DIRECTION> Output every entry exactly as written, skipping any pictures.

ENTRIES>

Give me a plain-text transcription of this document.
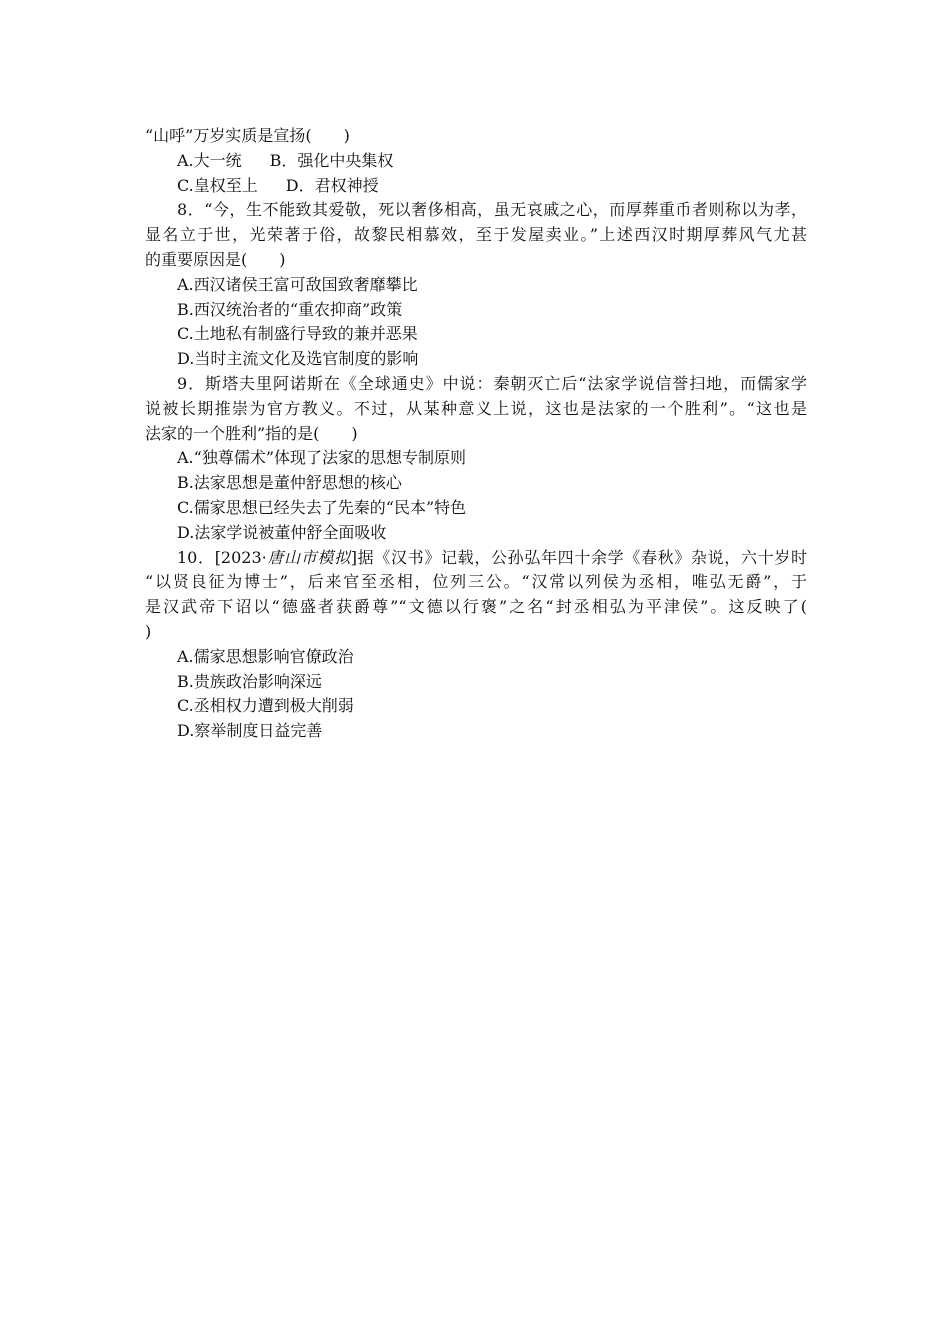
“山呼”万岁实质是宣扬(　　)
A.大一统 B．强化中央集权
C.皇权至上 D．君权神授
8．“今，生不能致其爱敬，死以奢侈相高，虽无哀戚之心，而厚葬重币者则称以为孝，
显名立于世，光荣著于俗，故黎民相慕效，至于发屋卖业。”上述西汉时期厚葬风气尤甚
的重要原因是(　　)
A.西汉诸侯王富可敌国致奢靡攀比
B.西汉统治者的“重农抑商”政策
C.土地私有制盛行导致的兼并恶果
D.当时主流文化及选官制度的影响
9．斯塔夫里阿诺斯在《全球通史》中说：秦朝灭亡后“法家学说信誉扫地，而儒家学
说被长期推崇为官方教义。不过，从某种意义上说，这也是法家的一个胜利”。“这也是
法家的一个胜利”指的是(　　)
A.“独尊儒术”体现了法家的思想专制原则
B.法家思想是董仲舒思想的核心
C.儒家思想已经失去了先秦的“民本”特色
D.法家学说被董仲舒全面吸收
10．[2023·唐山市模拟]据《汉书》记载，公孙弘年四十余学《春秋》杂说，六十岁时
“以贤良征为博士”，后来官至丞相，位列三公。“汉常以列侯为丞相，唯弘无爵”，于
是汉武帝下诏以“德盛者获爵尊”“文德以行褒”之名“封丞相弘为平津侯”。这反映了(
)
A.儒家思想影响官僚政治
B.贵族政治影响深远
C.丞相权力遭到极大削弱
D.察举制度日益完善
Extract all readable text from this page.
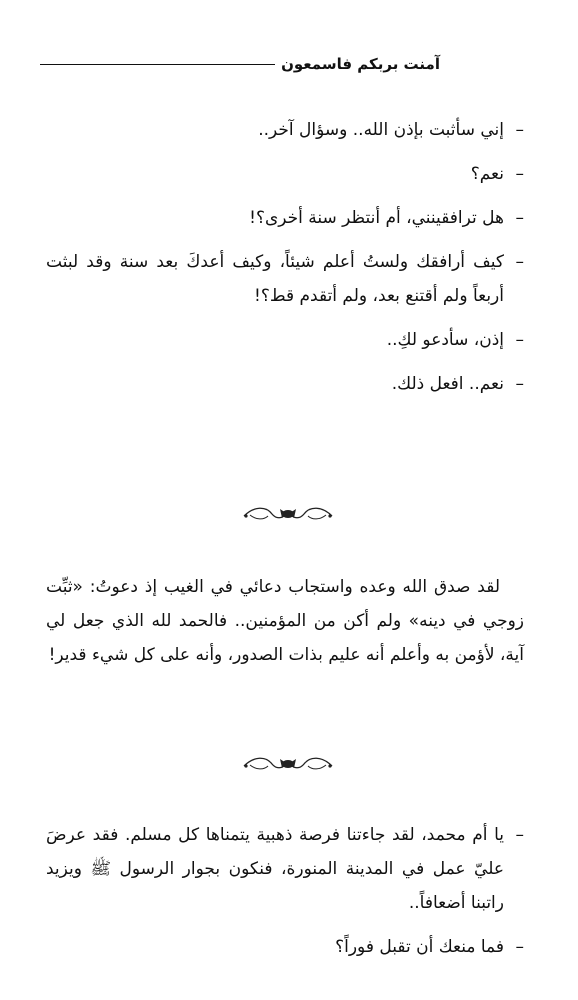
آمنت بربكم فاسمعون
–
إني سأثبت بإذن الله.. وسؤال آخر..
–
نعم؟
–
هل ترافقينني، أم أنتظر سنة أخرى؟!
–
كيف أرافقك ولستُ أعلم شيئاً، وكيف أعدكَ بعد سنة وقد لبثت أربعاً ولم أقتنع بعد، ولم أتقدم قط؟!
–
إذن، سأدعو لكِ..
–
نعم.. افعل ذلك.
لقد صدق الله وعده واستجاب دعائي في الغيب إذ دعوتُ: «ثبِّت زوجي في دينه» ولم أكن من المؤمنين.. فالحمد لله الذي جعل لي آية، لأؤمن به وأعلم أنه عليم بذات الصدور، وأنه على كل شيء قدير!
–
يا أم محمد، لقد جاءتنا فرصة ذهبية يتمناها كل مسلم. فقد عرضَ عليّ عمل في المدينة المنورة، فنكون بجوار الرسول ﷺ ويزيد راتبنا أضعافاً..
–
فما منعك أن تقبل فوراً؟
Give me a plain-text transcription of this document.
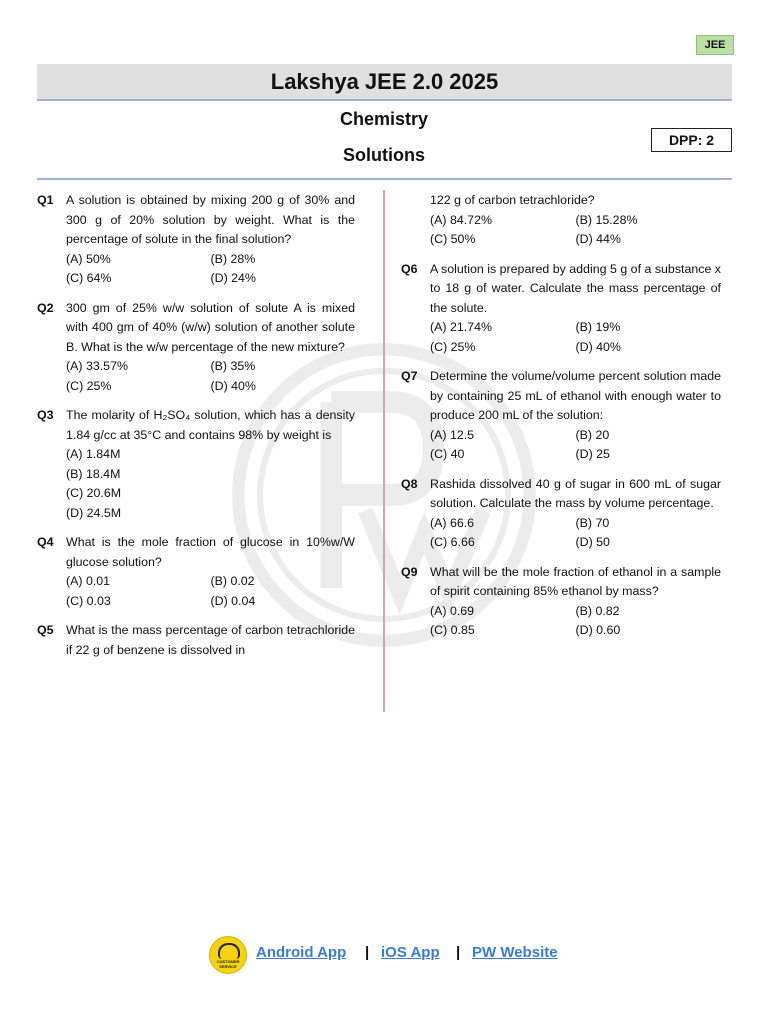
JEE
Lakshya JEE 2.0 2025
Chemistry
Solutions
DPP: 2
Q1 A solution is obtained by mixing 200 g of 30% and 300 g of 20% solution by weight. What is the percentage of solute in the final solution?
(A) 50%	(B) 28%
(C) 64%	(D) 24%
Q2 300 gm of 25% w/w solution of solute A is mixed with 400 gm of 40% (w/w) solution of another solute B. What is the w/w percentage of the new mixture?
(A) 33.57%	(B) 35%
(C) 25%	(D) 40%
Q3 The molarity of H₂SO₄ solution, which has a density 1.84 g/cc at 35°C and contains 98% by weight is
(A) 1.84M
(B) 18.4M
(C) 20.6M
(D) 24.5M
Q4 What is the mole fraction of glucose in 10%w/W glucose solution?
(A) 0.01	(B) 0.02
(C) 0.03	(D) 0.04
Q5 What is the mass percentage of carbon tetrachloride if 22 g of benzene is dissolved in
122 g of carbon tetrachloride?
(A) 84.72%	(B) 15.28%
(C) 50%	(D) 44%
Q6 A solution is prepared by adding 5 g of a substance x to 18 g of water. Calculate the mass percentage of the solute.
(A) 21.74%	(B) 19%
(C) 25%	(D) 40%
Q7 Determine the volume/volume percent solution made by containing 25 mL of ethanol with enough water to produce 200 mL of the solution:
(A) 12.5	(B) 20
(C) 40	(D) 25
Q8 Rashida dissolved 40 g of sugar in 600 mL of sugar solution. Calculate the mass by volume percentage.
(A) 66.6	(B) 70
(C) 6.66	(D) 50
Q9 What will be the mole fraction of ethanol in a sample of spirit containing 85% ethanol by mass?
(A) 0.69	(B) 0.82
(C) 0.85	(D) 0.60
CUSTOMER SERVICE
Android App | iOS App | PW Website
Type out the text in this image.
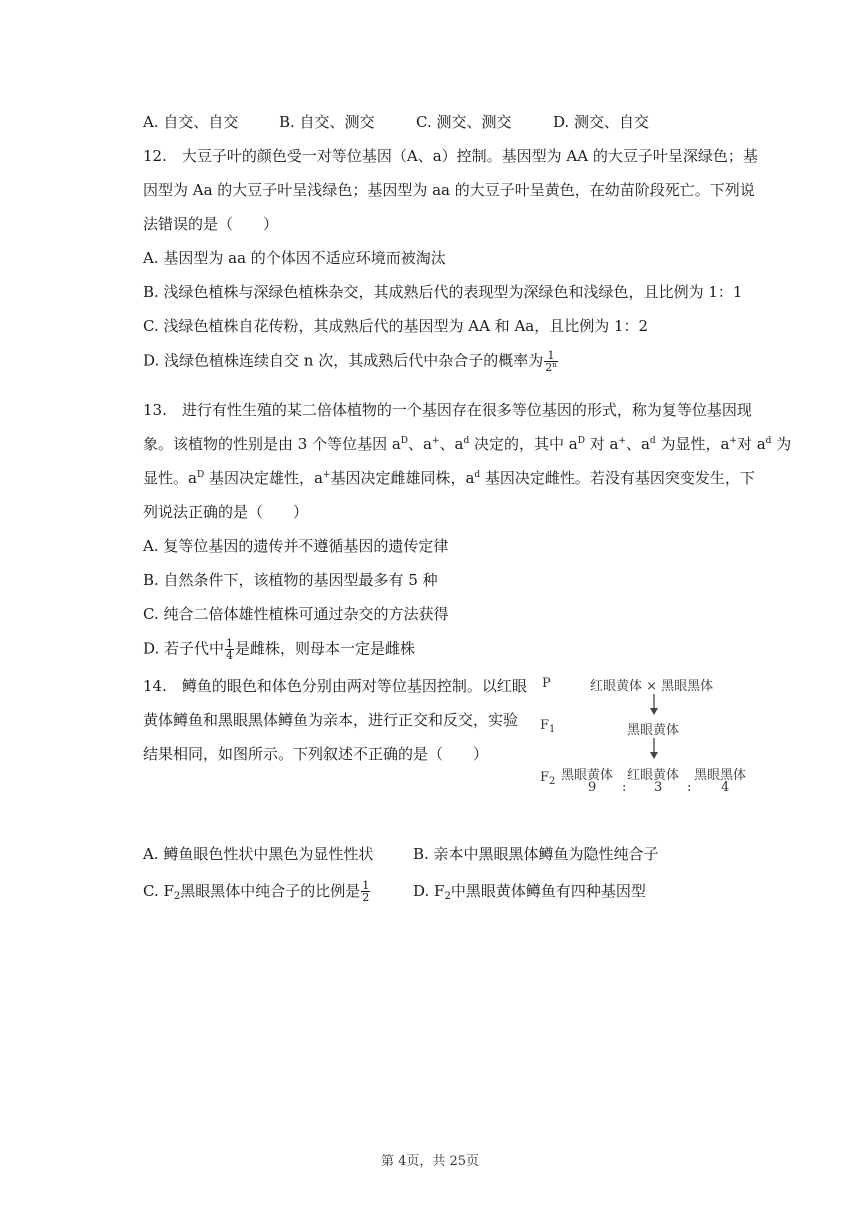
A. 自交、自交	B. 自交、测交	C. 测交、测交	D. 测交、自交
12.　大豆子叶的颜色受一对等位基因（A、a）控制。基因型为 AA 的大豆子叶呈深绿色；基
因型为 Aa 的大豆子叶呈浅绿色；基因型为 aa 的大豆子叶呈黄色，在幼苗阶段死亡。下列说
法错误的是（　　）
A. 基因型为 aa 的个体因不适应环境而被淘汰
B. 浅绿色植株与深绿色植株杂交，其成熟后代的表现型为深绿色和浅绿色，且比例为 1：1
C. 浅绿色植株自花传粉，其成熟后代的基因型为 AA 和 Aa，且比例为 1：2
D. 浅绿色植株连续自交 n 次，其成熟后代中杂合子的概率为 $\frac{1}{2^n}$
13.　进行有性生殖的某二倍体植物的一个基因存在很多等位基因的形式，称为复等位基因现
象。该植物的性别是由 3 个等位基因 $a^D$、a+、$a^d$ 决定的，其中 $a^D$ 对 a+、$a^d$ 为显性，a+对 $a^d$ 为
显性。$a^D$ 基因决定雄性，a+基因决定雌雄同株，$a^d$ 基因决定雌性。若没有基因突变发生，下
列说法正确的是（　　）
A. 复等位基因的遗传并不遵循基因的遗传定律
B. 自然条件下，该植物的基因型最多有 5 种
C. 纯合二倍体雄性植株可通过杂交的方法获得
D. 若子代中 $\frac{1}{4}$ 是雌株，则母本一定是雌株
14.　鳟鱼的眼色和体色分别由两对等位基因控制。以红眼
黄体鳟鱼和黑眼黑体鳟鱼为亲本，进行正交和反交，实验
结果相同，如图所示。下列叙述不正确的是（　　）
P	红眼黄体 × 黑眼黑体
$F_1$	黑眼黄体
$F_2$ 黑眼黄体 红眼黄体 黑眼黑体
9 : 3 : 4
A. 鳟鱼眼色性状中黑色为显性性状	B. 亲本中黑眼黑体鳟鱼为隐性纯合子
C. F2黑眼黑体中纯合子的比例是 $\frac{1}{2}$	D. F2中黑眼黄体鳟鱼有四种基因型
第 4页，共 25页
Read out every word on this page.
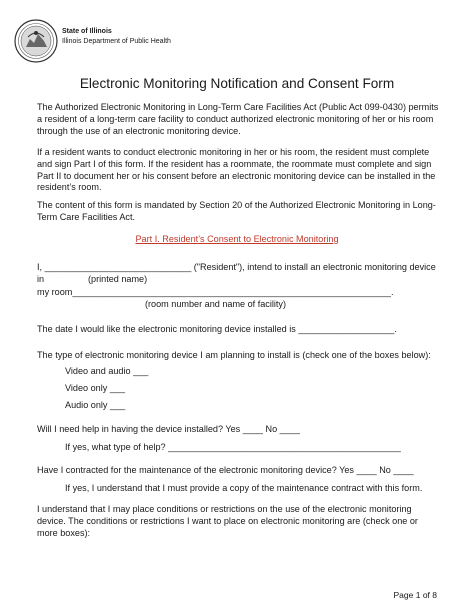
State of Illinois
Illinois Department of Public Health
Electronic Monitoring Notification and Consent Form
The Authorized Electronic Monitoring in Long-Term Care Facilities Act (Public Act 099-0430) permits a resident of a long-term care facility to conduct authorized electronic monitoring of her or his room through the use of an electronic monitoring device.
If a resident wants to conduct electronic monitoring in her or his room, the resident must complete and sign Part I of this form. If the resident has a roommate, the roommate must complete and sign Part II to document her or his consent before an electronic monitoring device can be installed in the resident’s room.
The content of this form is mandated by Section 20 of the Authorized Electronic Monitoring in Long-Term Care Facilities Act.
Part I. Resident’s Consent to Electronic Monitoring
I, _____________________________ ("Resident"), intend to install an electronic monitoring device in	(printed name)
my room_______________________________________________________________.
(room number and name of facility)
The date I would like the electronic monitoring device installed is ___________________.
The type of electronic monitoring device I am planning to install is (check one of the boxes below):
Video and audio ___
Video only ___
Audio only ___
Will I need help in having the device installed? Yes ____ No ____
If yes, what type of help? ______________________________________________
Have I contracted for the maintenance of the electronic monitoring device? Yes ____ No ____
If yes, I understand that I must provide a copy of the maintenance contract with this form.
I understand that I may place conditions or restrictions on the use of the electronic monitoring device. The conditions or restrictions I want to place on electronic monitoring are (check one or more boxes):
Page 1 of 8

COMPLETE ANSWER>
Give me a plain-text transcription of this document.
“山呼”万岁实质是宣扬(　　)
A.大一统 B．强化中央集权
C.皇权至上 D．君权神授
8．“今，生不能致其爱敬，死以奢侈相高，虽无哀戚之心，而厚葬重币者则称以为孝，
显名立于世，光荣著于俗，故黎民相慕效，至于发屋卖业。”上述西汉时期厚葬风气尤甚
的重要原因是(　　)
A.西汉诸侯王富可敌国致奢靡攀比
B.西汉统治者的“重农抑商”政策
C.土地私有制盛行导致的兼并恶果
D.当时主流文化及选官制度的影响
9．斯塔夫里阿诺斯在《全球通史》中说：秦朝灭亡后“法家学说信誉扫地，而儒家学
说被长期推崇为官方教义。不过，从某种意义上说，这也是法家的一个胜利”。“这也是
法家的一个胜利”指的是(　　)
A.“独尊儒术”体现了法家的思想专制原则
B.法家思想是董仲舒思想的核心
C.儒家思想已经失去了先秦的“民本”特色
D.法家学说被董仲舒全面吸收
10．[2023·唐山市模拟]据《汉书》记载，公孙弘年四十余学《春秋》杂说，六十岁时
“以贤良征为博士”，后来官至丞相，位列三公。“汉常以列侯为丞相，唯弘无爵”，于
是汉武帝下诏以“德盛者获爵尊”“文德以行褒”之名“封丞相弘为平津侯”。这反映了(
)
A.儒家思想影响官僚政治
B.贵族政治影响深远
C.丞相权力遭到极大削弱
D.察举制度日益完善
Extract all readable text from this page.
آمنت بربكم فاسمعون
–
إني سأثبت بإذن الله.. وسؤال آخر..
–
نعم؟
–
هل ترافقينني، أم أنتظر سنة أخرى؟!
–
كيف أرافقك ولستُ أعلم شيئاً، وكيف أعدكَ بعد سنة وقد لبثت أربعاً ولم أقتنع بعد، ولم أتقدم قط؟!
–
إذن، سأدعو لكِ..
–
نعم.. افعل ذلك.
لقد صدق الله وعده واستجاب دعائي في الغيب إذ دعوتُ: «ثبِّت زوجي في دينه» ولم أكن من المؤمنين.. فالحمد لله الذي جعل لي آية، لأؤمن به وأعلم أنه عليم بذات الصدور، وأنه على كل شيء قدير!
–
يا أم محمد، لقد جاءتنا فرصة ذهبية يتمناها كل مسلم. فقد عرضَ عليّ عمل في المدينة المنورة، فنكون بجوار الرسول ﷺ ويزيد راتبنا أضعافاً..
–
فما منعك أن تقبل فوراً؟
Give me a plain-text transcription of this document.
JEE
Lakshya JEE 2.0 2025
Chemistry
Solutions
DPP: 2
Q1 A solution is obtained by mixing 200 g of 30% and 300 g of 20% solution by weight. What is the percentage of solute in the final solution?
(A) 50%	(B) 28%
(C) 64%	(D) 24%
Q2 300 gm of 25% w/w solution of solute A is mixed with 400 gm of 40% (w/w) solution of another solute B. What is the w/w percentage of the new mixture?
(A) 33.57%	(B) 35%
(C) 25%	(D) 40%
Q3 The molarity of H₂SO₄ solution, which has a density 1.84 g/cc at 35°C and contains 98% by weight is
(A) 1.84M
(B) 18.4M
(C) 20.6M
(D) 24.5M
Q4 What is the mole fraction of glucose in 10%w/W glucose solution?
(A) 0.01	(B) 0.02
(C) 0.03	(D) 0.04
Q5 What is the mass percentage of carbon tetrachloride if 22 g of benzene is dissolved in
122 g of carbon tetrachloride?
(A) 84.72%	(B) 15.28%
(C) 50%	(D) 44%
Q6 A solution is prepared by adding 5 g of a substance x to 18 g of water. Calculate the mass percentage of the solute.
(A) 21.74%	(B) 19%
(C) 25%	(D) 40%
Q7 Determine the volume/volume percent solution made by containing 25 mL of ethanol with enough water to produce 200 mL of the solution:
(A) 12.5	(B) 20
(C) 40	(D) 25
Q8 Rashida dissolved 40 g of sugar in 600 mL of sugar solution. Calculate the mass by volume percentage.
(A) 66.6	(B) 70
(C) 6.66	(D) 50
Q9 What will be the mole fraction of ethanol in a sample of spirit containing 85% ethanol by mass?
(A) 0.69	(B) 0.82
(C) 0.85	(D) 0.60
CUSTOMER SERVICE
Android App | iOS App | PW Website
Type out the text in this image.
A. 自交、自交	B. 自交、测交	C. 测交、测交	D. 测交、自交
12.　大豆子叶的颜色受一对等位基因（A、a）控制。基因型为 AA 的大豆子叶呈深绿色；基
因型为 Aa 的大豆子叶呈浅绿色；基因型为 aa 的大豆子叶呈黄色，在幼苗阶段死亡。下列说
法错误的是（　　）
A. 基因型为 aa 的个体因不适应环境而被淘汰
B. 浅绿色植株与深绿色植株杂交，其成熟后代的表现型为深绿色和浅绿色，且比例为 1：1
C. 浅绿色植株自花传粉，其成熟后代的基因型为 AA 和 Aa，且比例为 1：2
D. 浅绿色植株连续自交 n 次，其成熟后代中杂合子的概率为 $\frac{1}{2^n}$
13.　进行有性生殖的某二倍体植物的一个基因存在很多等位基因的形式，称为复等位基因现
象。该植物的性别是由 3 个等位基因 $a^D$、a+、$a^d$ 决定的，其中 $a^D$ 对 a+、$a^d$ 为显性，a+对 $a^d$ 为
显性。$a^D$ 基因决定雄性，a+基因决定雌雄同株，$a^d$ 基因决定雌性。若没有基因突变发生，下
列说法正确的是（　　）
A. 复等位基因的遗传并不遵循基因的遗传定律
B. 自然条件下，该植物的基因型最多有 5 种
C. 纯合二倍体雄性植株可通过杂交的方法获得
D. 若子代中 $\frac{1}{4}$ 是雌株，则母本一定是雌株
14.　鳟鱼的眼色和体色分别由两对等位基因控制。以红眼
黄体鳟鱼和黑眼黑体鳟鱼为亲本，进行正交和反交，实验
结果相同，如图所示。下列叙述不正确的是（　　）
P	红眼黄体 × 黑眼黑体
$F_1$	黑眼黄体
$F_2$ 黑眼黄体 红眼黄体 黑眼黑体
9 : 3 : 4
A. 鳟鱼眼色性状中黑色为显性性状	B. 亲本中黑眼黑体鳟鱼为隐性纯合子
C. F2黑眼黑体中纯合子的比例是 $\frac{1}{2}$	D. F2中黑眼黄体鳟鱼有四种基因型
第 4页，共 25页
Read out every word on this page.
State of Illinois
Illinois Department of Public Health
Electronic Monitoring Notification and Consent Form
The Authorized Electronic Monitoring in Long-Term Care Facilities Act (Public Act 099-0430) permits a resident of a long-term care facility to conduct authorized electronic monitoring of her or his room through the use of an electronic monitoring device.
If a resident wants to conduct electronic monitoring in her or his room, the resident must complete and sign Part I of this form. If the resident has a roommate, the roommate must complete and sign Part II to document her or his consent before an electronic monitoring device can be installed in the resident’s room.
The content of this form is mandated by Section 20 of the Authorized Electronic Monitoring in Long-Term Care Facilities Act.
Part I. Resident’s Consent to Electronic Monitoring
I, _____________________________ ("Resident"), intend to install an electronic monitoring device in	(printed name)
my room_______________________________________________________________.
(room number and name of facility)
The date I would like the electronic monitoring device installed is ___________________.
The type of electronic monitoring device I am planning to install is (check one of the boxes below):
Video and audio ___
Video only ___
Audio only ___
Will I need help in having the device installed? Yes ____ No ____
If yes, what type of help? ______________________________________________
Have I contracted for the maintenance of the electronic monitoring device? Yes ____ No ____
If yes, I understand that I must provide a copy of the maintenance contract with this form.
I understand that I may place conditions or restrictions on the use of the electronic monitoring device. The conditions or restrictions I want to place on electronic monitoring are (check one or more boxes):
Page 1 of 8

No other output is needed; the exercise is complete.